▶ _Supplied data_
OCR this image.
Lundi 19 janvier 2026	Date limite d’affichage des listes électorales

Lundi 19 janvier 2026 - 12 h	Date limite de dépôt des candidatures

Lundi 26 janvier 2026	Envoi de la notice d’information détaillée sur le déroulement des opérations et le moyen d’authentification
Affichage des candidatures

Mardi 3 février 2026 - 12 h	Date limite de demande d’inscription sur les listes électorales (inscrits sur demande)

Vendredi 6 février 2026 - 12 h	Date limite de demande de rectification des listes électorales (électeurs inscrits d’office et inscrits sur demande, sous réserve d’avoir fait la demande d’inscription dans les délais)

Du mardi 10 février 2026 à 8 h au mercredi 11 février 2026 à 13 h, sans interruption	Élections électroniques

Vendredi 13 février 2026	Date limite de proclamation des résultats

▶ _Objective_
Show every line from the listing above in which the string "électorales" appears.

▶ _Completed exercise_
Lundi 19 janvier 2026	Date limite d’affichage des listes électorales
Mardi 3 février 2026 - 12 h	Date limite de demande d’inscription sur les listes électorales (inscrits sur demande)
Vendredi 6 février 2026 - 12 h	Date limite de demande de rectification des listes électorales (électeurs inscrits d’office et inscrits sur demande, sous réserve d’avoir fait la demande d’inscription dans les délais)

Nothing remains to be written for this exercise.